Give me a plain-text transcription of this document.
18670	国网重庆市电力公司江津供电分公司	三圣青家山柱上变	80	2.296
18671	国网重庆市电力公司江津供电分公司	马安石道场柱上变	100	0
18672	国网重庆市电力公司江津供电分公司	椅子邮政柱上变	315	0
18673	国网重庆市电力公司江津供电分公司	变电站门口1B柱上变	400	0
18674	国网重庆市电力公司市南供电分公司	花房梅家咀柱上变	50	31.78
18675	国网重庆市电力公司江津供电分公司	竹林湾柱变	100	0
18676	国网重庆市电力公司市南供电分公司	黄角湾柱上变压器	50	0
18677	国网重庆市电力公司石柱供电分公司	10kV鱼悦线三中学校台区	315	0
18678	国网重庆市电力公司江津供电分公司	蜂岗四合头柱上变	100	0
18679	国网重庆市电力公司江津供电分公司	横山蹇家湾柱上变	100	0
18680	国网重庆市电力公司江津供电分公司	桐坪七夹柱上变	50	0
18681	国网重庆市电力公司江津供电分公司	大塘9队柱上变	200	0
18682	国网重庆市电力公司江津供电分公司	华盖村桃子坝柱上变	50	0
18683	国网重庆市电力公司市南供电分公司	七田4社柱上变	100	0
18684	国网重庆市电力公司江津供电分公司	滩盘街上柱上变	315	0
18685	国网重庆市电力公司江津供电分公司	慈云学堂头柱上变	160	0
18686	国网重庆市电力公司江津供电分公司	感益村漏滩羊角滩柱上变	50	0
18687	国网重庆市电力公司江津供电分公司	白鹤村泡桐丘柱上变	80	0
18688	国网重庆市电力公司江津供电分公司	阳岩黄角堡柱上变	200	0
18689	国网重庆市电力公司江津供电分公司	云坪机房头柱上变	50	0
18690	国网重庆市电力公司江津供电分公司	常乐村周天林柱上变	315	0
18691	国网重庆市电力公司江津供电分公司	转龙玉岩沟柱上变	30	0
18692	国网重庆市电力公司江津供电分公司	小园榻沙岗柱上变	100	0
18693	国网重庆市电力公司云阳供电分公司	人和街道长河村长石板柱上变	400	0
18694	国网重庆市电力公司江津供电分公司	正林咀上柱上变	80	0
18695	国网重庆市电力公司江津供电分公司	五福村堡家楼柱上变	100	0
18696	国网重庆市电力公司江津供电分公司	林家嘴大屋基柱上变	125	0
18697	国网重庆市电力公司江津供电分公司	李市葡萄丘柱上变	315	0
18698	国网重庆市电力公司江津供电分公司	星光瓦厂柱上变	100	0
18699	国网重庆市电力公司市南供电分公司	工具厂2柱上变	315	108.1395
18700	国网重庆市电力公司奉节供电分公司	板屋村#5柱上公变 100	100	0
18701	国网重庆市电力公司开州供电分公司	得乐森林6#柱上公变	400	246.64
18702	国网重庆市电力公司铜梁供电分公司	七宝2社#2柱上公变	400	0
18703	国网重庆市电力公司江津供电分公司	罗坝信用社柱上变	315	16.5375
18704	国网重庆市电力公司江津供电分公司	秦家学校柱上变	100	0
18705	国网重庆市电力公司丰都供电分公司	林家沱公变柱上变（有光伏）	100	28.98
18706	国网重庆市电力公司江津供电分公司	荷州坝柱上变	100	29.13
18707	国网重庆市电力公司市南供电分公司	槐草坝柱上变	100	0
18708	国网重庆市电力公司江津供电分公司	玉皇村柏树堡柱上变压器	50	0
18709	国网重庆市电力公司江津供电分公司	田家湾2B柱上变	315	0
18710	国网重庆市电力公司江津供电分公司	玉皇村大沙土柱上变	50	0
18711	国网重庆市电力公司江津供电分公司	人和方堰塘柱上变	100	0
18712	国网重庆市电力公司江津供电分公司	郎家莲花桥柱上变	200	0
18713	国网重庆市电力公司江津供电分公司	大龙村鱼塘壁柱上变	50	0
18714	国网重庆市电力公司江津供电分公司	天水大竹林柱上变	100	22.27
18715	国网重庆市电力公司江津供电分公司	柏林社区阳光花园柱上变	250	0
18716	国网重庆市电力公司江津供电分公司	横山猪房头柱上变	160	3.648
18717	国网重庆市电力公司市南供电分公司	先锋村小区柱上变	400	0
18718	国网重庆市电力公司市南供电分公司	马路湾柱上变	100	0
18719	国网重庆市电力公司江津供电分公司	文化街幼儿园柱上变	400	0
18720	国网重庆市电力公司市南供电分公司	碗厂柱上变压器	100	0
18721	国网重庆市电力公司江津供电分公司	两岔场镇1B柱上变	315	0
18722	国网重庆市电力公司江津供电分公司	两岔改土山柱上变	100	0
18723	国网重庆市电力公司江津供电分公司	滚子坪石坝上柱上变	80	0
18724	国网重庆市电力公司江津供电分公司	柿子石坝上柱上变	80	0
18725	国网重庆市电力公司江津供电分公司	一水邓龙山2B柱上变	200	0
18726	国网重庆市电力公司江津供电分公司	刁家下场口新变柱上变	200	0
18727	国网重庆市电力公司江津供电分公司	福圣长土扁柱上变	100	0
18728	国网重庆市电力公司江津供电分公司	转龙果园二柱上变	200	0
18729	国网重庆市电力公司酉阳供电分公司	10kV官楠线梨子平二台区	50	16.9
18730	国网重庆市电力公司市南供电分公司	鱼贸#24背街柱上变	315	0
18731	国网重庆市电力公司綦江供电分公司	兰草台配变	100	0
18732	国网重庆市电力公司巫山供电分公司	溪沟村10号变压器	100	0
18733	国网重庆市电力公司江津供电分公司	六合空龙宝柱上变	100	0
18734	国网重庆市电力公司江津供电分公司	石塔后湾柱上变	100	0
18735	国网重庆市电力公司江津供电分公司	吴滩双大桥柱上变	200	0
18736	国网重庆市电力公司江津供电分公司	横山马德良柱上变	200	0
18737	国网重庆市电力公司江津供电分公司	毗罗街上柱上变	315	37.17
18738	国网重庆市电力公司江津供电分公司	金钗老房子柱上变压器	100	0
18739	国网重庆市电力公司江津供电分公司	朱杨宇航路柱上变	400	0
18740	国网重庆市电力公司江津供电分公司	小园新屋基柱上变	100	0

******

■ **Task description**: From the records, copy every line that has the string "国网重庆市电力公司市南供电分公司" in it.

■ **Solution to this task**:
18674	国网重庆市电力公司市南供电分公司	花房梅家咀柱上变	50	31.78
18676	国网重庆市电力公司市南供电分公司	黄角湾柱上变压器	50	0
18683	国网重庆市电力公司市南供电分公司	七田4社柱上变	100	0
18699	国网重庆市电力公司市南供电分公司	工具厂2柱上变	315	108.1395
18707	国网重庆市电力公司市南供电分公司	槐草坝柱上变	100	0
18717	国网重庆市电力公司市南供电分公司	先锋村小区柱上变	400	0
18718	国网重庆市电力公司市南供电分公司	马路湾柱上变	100	0
18720	国网重庆市电力公司市南供电分公司	碗厂柱上变压器	100	0
18730	国网重庆市电力公司市南供电分公司	鱼贸#24背街柱上变	315	0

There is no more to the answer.